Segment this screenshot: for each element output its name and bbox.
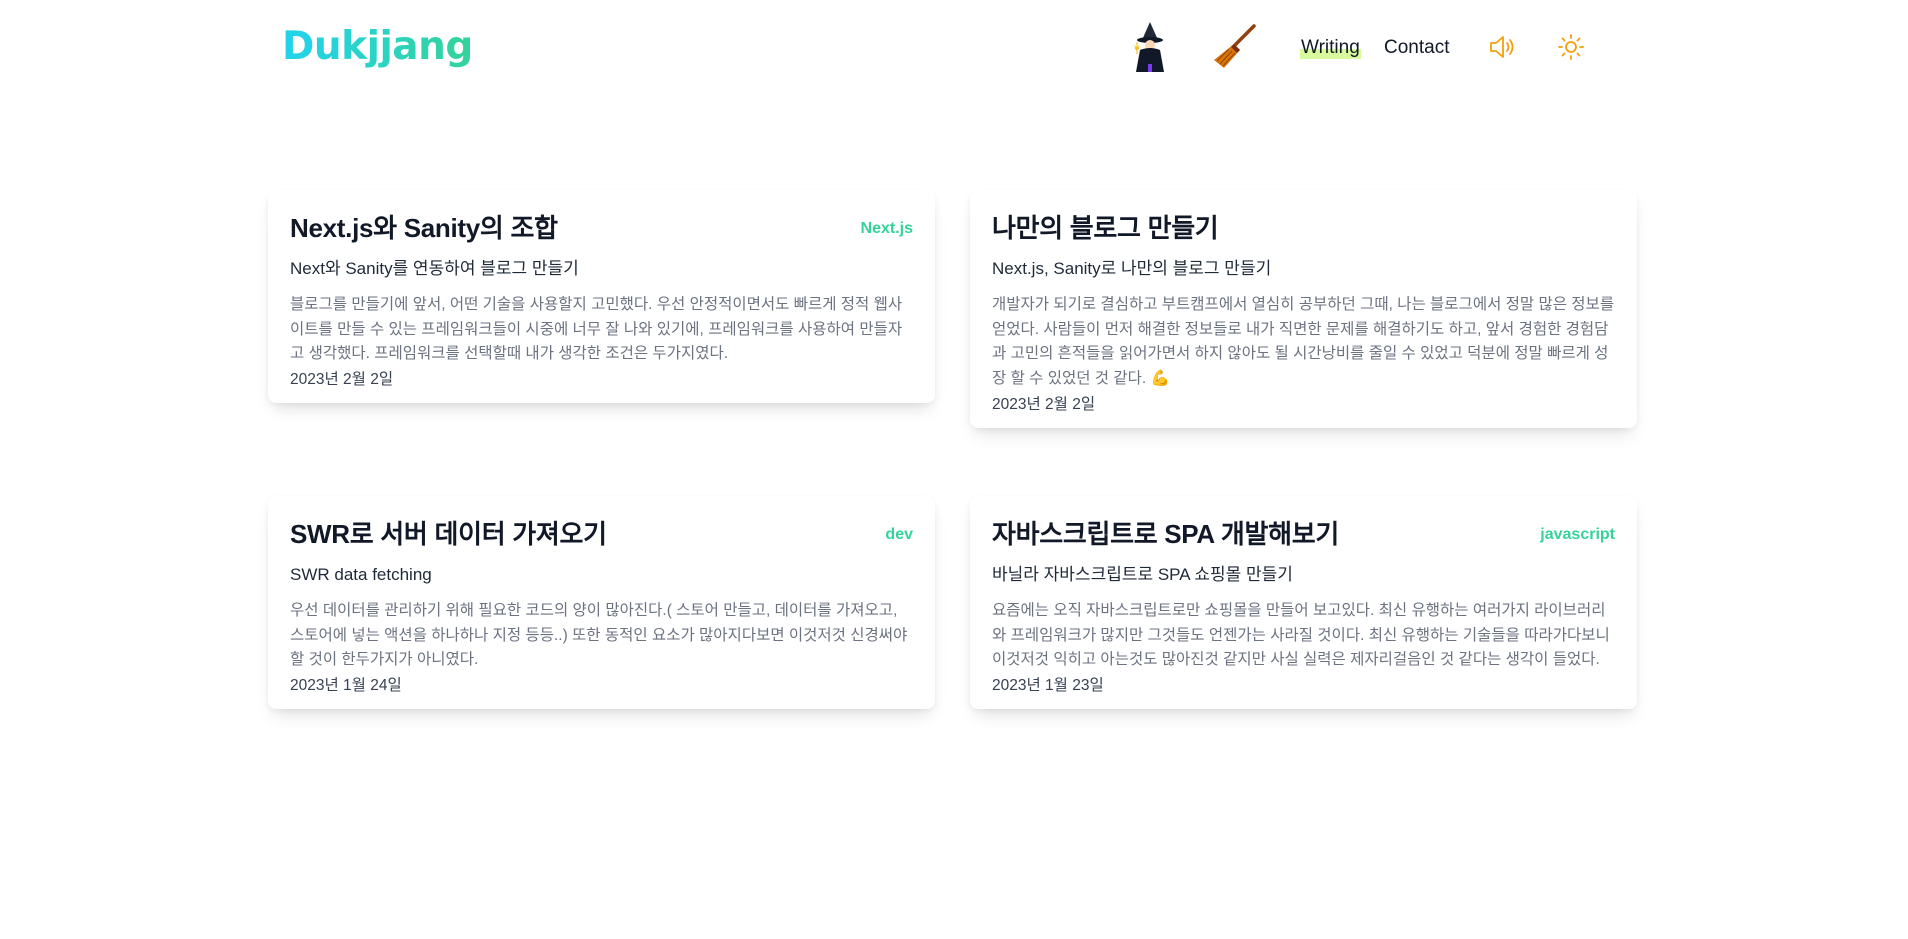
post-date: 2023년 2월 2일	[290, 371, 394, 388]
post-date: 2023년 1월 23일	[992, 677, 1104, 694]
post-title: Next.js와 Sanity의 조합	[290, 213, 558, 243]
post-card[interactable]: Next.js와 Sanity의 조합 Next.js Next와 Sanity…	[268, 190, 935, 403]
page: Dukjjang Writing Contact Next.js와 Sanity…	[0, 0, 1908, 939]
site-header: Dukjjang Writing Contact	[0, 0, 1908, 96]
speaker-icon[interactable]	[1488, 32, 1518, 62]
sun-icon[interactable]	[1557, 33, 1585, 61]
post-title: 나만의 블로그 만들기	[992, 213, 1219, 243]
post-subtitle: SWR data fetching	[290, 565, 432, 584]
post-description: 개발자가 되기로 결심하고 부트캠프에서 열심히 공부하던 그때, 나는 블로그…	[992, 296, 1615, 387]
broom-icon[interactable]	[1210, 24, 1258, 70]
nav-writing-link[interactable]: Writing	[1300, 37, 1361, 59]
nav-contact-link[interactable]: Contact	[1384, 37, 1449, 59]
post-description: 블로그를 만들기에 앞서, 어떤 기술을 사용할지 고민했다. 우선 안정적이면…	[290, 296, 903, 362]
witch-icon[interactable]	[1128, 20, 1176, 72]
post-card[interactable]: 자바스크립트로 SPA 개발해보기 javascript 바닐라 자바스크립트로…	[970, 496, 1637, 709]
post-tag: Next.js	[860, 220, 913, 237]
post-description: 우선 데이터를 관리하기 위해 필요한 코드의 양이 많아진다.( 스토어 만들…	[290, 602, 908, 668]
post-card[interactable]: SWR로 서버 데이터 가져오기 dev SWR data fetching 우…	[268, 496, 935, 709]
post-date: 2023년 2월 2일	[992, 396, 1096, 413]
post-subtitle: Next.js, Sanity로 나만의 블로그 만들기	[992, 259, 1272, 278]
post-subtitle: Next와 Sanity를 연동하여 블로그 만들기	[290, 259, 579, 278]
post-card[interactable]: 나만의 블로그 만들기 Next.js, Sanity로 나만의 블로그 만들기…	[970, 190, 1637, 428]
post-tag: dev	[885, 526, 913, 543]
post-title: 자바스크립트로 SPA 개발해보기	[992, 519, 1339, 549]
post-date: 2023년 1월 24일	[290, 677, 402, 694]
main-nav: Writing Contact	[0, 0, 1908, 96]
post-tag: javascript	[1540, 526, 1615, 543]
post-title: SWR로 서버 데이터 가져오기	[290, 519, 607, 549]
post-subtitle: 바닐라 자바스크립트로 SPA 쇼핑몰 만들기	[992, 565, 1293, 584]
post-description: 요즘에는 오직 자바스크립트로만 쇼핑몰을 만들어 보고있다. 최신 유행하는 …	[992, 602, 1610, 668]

# [Given request]
Give every line of the items above as a JSON list of strings, one string per line, leaving out blank lines and the pictures.

# [Problem solution]
[
  "Segment this screenshot: for each element output its name and bbox.",
  "post-date: 2023년 2월 2일\t[290, 371, 394, 388]",
  "post-date: 2023년 1월 23일\t[992, 677, 1104, 694]",
  "post-title: Next.js와 Sanity의 조합\t[290, 213, 558, 243]",
  "post-card[interactable]: Next.js와 Sanity의 조합 Next.js Next와 Sanity…\t[268, 190, 935, 403]",
  "page: Dukjjang Writing Contact Next.js와 Sanity…\t[0, 0, 1908, 939]",
  "site-header: Dukjjang Writing Contact\t[0, 0, 1908, 96]",
  "speaker-icon[interactable]\t[1488, 32, 1518, 62]",
  "sun-icon[interactable]\t[1557, 33, 1585, 61]",
  "post-title: 나만의 블로그 만들기\t[992, 213, 1219, 243]",
  "post-subtitle: SWR data fetching\t[290, 565, 432, 584]",
  "post-description: 개발자가 되기로 결심하고 부트캠프에서 열심히 공부하던 그때, 나는 블로그…\t[992, 296, 1615, 387]",
  "broom-icon[interactable]\t[1210, 24, 1258, 70]",
  "nav-writing-link[interactable]: Writing\t[1300, 37, 1361, 59]",
  "nav-contact-link[interactable]: Contact\t[1384, 37, 1449, 59]",
  "post-description: 블로그를 만들기에 앞서, 어떤 기술을 사용할지 고민했다. 우선 안정적이면…\t[290, 296, 903, 362]",
  "witch-icon[interactable]\t[1128, 20, 1176, 72]",
  "post-card[interactable]: 자바스크립트로 SPA 개발해보기 javascript 바닐라 자바스크립트로…\t[970, 496, 1637, 709]",
  "post-tag: Next.js\t[860, 220, 913, 237]",
  "post-description: 우선 데이터를 관리하기 위해 필요한 코드의 양이 많아진다.( 스토어 만들…\t[290, 602, 908, 668]",
  "post-card[interactable]: SWR로 서버 데이터 가져오기 dev SWR data fetching 우…\t[268, 496, 935, 709]",
  "post-date: 2023년 2월 2일\t[992, 396, 1096, 413]",
  "post-subtitle: Next.js, Sanity로 나만의 블로그 만들기\t[992, 259, 1272, 278]",
  "post-subtitle: Next와 Sanity를 연동하여 블로그 만들기\t[290, 259, 579, 278]",
  "post-card[interactable]: 나만의 블로그 만들기 Next.js, Sanity로 나만의 블로그 만들기…\t[970, 190, 1637, 428]",
  "post-tag: dev\t[885, 526, 913, 543]",
  "post-title: 자바스크립트로 SPA 개발해보기\t[992, 519, 1339, 549]",
  "post-date: 2023년 1월 24일\t[290, 677, 402, 694]",
  "main-nav: Writing Contact\t[0, 0, 1908, 96]",
  "post-tag: javascript\t[1540, 526, 1615, 543]",
  "post-title: SWR로 서버 데이터 가져오기\t[290, 519, 607, 549]",
  "post-subtitle: 바닐라 자바스크립트로 SPA 쇼핑몰 만들기\t[992, 565, 1293, 584]",
  "post-description: 요즘에는 오직 자바스크립트로만 쇼핑몰을 만들어 보고있다. 최신 유행하는 …\t[992, 602, 1610, 668]"
]